:: PROMPT ::
With the line containing "Parse this screenshot: output" as the first line and the last line of the records as the final one, reproduce that range exactly.

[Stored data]

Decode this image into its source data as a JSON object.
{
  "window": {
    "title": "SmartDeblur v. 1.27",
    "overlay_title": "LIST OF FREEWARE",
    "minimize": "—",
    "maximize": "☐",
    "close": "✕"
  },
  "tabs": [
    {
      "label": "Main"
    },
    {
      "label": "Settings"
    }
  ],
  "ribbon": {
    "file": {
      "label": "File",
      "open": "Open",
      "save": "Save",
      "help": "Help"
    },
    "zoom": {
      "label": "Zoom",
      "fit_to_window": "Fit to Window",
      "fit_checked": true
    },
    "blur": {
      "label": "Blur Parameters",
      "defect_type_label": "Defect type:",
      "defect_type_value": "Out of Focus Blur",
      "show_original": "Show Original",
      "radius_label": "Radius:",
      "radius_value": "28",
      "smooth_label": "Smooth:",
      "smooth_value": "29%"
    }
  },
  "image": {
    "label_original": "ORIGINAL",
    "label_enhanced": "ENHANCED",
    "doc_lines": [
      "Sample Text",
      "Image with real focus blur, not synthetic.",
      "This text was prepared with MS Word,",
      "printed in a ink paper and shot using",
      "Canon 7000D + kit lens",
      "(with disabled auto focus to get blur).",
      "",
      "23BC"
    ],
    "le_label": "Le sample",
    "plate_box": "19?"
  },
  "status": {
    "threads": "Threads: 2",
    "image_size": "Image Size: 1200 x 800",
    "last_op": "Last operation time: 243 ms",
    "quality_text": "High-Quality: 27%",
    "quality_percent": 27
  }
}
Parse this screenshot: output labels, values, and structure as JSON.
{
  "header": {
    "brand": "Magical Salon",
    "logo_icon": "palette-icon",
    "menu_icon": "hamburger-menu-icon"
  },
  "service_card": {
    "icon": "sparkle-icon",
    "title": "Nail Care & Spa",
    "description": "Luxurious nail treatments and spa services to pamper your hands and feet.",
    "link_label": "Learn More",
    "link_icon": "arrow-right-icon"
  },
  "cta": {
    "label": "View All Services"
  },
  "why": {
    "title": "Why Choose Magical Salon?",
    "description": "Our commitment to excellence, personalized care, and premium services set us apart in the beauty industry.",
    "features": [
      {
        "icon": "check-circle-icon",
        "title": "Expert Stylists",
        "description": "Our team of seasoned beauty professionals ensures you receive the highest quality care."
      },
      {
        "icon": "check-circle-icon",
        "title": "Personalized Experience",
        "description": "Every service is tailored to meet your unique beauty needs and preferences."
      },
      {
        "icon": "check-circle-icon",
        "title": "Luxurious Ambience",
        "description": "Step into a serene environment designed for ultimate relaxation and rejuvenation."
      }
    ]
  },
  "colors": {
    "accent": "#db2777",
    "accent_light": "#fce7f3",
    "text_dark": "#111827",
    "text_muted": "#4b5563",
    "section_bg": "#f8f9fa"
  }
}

:: WRITTEN SOLUTION ::
Parse this screenshot: output labels, values, and structure as JSON.
{
  "header": {
    "brand": "Magical Salon",
    "logo_icon": "palette-icon",
    "menu_icon": "hamburger-menu-icon"
  },
  "service_card": {
    "icon": "sparkle-icon",
    "title": "Nail Care & Spa",
    "description": "Luxurious nail treatments and spa services to pamper your hands and feet.",
    "link_label": "Learn More",
    "link_icon": "arrow-right-icon"
  },
  "cta": {
    "label": "View All Services"
  },
  "why": {
    "title": "Why Choose Magical Salon?",
    "description": "Our commitment to excellence, personalized care, and premium services set us apart in the beauty industry.",
    "features": [
      {
        "icon": "check-circle-icon",
        "title": "Expert Stylists",
        "description": "Our team of seasoned beauty professionals ensures you receive the highest quality care."
      },
      {
        "icon": "check-circle-icon",
        "title": "Personalized Experience",
        "description": "Every service is tailored to meet your unique beauty needs and preferences."
      },
      {
        "icon": "check-circle-icon",
        "title": "Luxurious Ambience",
        "description": "Step into a serene environment designed for ultimate relaxation and rejuvenation."
      }
    ]
  },
  "colors": {
    "accent": "#db2777",
    "accent_light": "#fce7f3",
    "text_dark": "#111827",
    "text_muted": "#4b5563",
    "section_bg": "#f8f9fa"
  }
}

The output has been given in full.